### THE TASK
Extract every line of the listing below that contains the string "price", treating uppercase and lowercase as different.

### MATERIAL SHOWN
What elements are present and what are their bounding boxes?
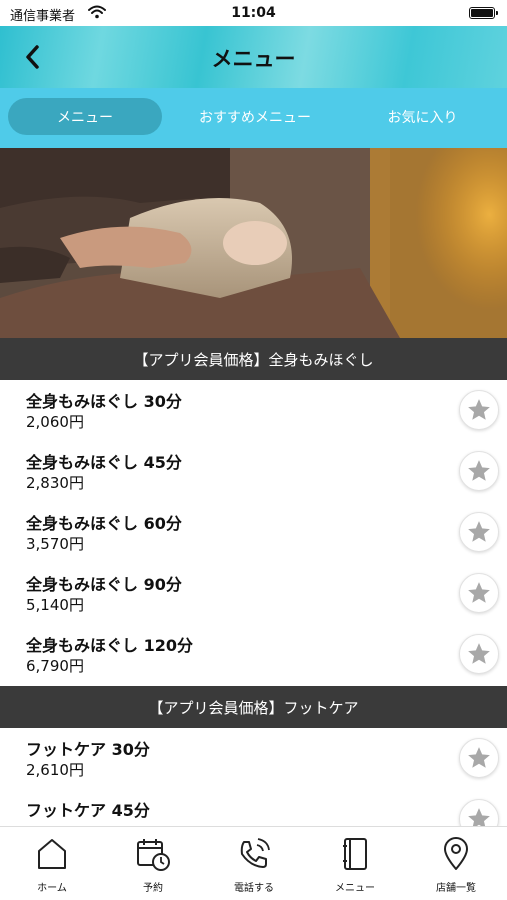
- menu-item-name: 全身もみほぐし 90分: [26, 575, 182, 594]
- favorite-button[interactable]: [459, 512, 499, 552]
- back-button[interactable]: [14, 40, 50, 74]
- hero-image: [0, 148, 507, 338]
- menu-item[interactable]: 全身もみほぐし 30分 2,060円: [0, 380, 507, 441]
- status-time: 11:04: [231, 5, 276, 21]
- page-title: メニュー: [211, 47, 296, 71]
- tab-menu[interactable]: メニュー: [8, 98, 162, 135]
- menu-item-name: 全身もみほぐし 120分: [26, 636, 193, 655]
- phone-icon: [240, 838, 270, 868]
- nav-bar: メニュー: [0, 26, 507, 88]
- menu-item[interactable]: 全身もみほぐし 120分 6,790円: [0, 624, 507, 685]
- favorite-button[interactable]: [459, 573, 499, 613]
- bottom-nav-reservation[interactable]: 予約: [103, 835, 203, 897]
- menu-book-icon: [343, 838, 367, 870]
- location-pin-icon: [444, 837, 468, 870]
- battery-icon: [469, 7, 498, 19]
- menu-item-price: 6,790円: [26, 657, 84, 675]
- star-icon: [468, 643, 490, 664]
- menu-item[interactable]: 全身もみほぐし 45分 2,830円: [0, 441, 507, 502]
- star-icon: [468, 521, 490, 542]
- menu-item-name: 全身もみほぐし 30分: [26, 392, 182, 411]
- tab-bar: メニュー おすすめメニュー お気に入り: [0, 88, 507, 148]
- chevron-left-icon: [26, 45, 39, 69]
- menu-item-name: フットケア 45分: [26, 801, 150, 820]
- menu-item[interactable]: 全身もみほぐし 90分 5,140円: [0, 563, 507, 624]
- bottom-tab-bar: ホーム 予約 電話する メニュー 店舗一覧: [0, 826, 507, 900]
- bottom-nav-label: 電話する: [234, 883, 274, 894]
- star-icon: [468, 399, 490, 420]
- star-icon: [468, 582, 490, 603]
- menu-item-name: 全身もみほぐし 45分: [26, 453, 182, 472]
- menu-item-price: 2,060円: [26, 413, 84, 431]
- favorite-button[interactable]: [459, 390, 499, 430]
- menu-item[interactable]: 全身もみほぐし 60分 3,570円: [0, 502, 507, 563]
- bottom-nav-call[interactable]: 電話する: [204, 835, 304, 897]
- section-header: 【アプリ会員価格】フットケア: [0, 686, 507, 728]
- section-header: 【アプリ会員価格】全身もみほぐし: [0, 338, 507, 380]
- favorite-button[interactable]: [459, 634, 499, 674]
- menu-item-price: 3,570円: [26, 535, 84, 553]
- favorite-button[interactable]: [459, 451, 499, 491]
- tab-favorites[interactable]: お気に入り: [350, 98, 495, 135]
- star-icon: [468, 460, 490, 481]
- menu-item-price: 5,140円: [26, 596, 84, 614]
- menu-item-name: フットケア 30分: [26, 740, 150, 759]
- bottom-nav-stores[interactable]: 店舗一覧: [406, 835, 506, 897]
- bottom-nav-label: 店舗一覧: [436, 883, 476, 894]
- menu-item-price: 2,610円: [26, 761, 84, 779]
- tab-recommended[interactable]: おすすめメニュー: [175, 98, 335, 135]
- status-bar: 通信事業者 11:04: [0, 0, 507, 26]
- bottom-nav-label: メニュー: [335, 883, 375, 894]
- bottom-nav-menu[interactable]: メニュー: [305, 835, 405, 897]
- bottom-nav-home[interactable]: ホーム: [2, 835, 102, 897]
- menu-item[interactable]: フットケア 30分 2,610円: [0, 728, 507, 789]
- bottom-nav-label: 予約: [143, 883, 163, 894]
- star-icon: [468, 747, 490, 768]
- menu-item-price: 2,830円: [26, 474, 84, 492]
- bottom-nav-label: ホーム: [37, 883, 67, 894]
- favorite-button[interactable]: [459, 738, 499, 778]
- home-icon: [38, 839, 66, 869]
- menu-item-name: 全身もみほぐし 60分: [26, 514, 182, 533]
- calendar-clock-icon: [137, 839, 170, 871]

==

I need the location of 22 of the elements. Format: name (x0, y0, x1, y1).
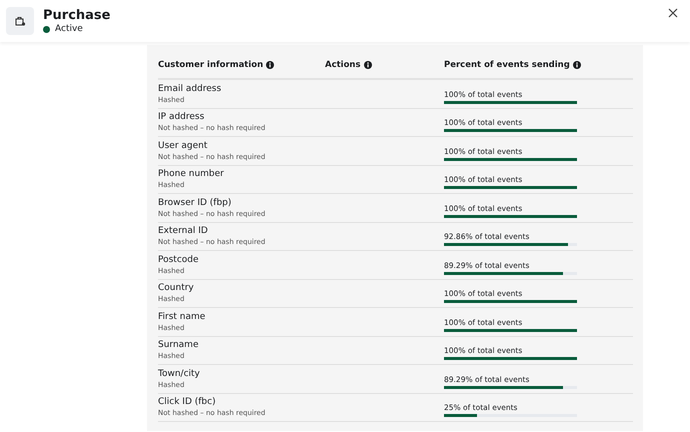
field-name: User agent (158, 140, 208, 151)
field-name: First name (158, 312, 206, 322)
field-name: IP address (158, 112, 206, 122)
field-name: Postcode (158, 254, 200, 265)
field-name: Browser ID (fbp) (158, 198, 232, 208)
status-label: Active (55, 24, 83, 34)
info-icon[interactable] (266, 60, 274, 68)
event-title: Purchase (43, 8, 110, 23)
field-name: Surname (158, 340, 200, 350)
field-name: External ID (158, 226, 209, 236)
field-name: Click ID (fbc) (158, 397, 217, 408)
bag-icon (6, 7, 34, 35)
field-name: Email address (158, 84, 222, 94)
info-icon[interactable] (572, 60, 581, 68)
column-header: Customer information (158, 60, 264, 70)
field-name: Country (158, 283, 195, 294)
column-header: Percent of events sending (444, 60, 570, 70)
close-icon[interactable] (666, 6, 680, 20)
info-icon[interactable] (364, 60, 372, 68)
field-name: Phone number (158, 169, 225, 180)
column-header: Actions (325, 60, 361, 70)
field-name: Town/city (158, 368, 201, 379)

### RESULT OF THE TASK
- menu-item-price: 6,790円: [26, 657, 84, 675]
- menu-item-price: 2,060円: [26, 413, 84, 431]
- menu-item-price: 3,570円: [26, 535, 84, 553]
- menu-item-price: 5,140円: [26, 596, 84, 614]
- menu-item-price: 2,610円: [26, 761, 84, 779]
- menu-item-price: 2,830円: [26, 474, 84, 492]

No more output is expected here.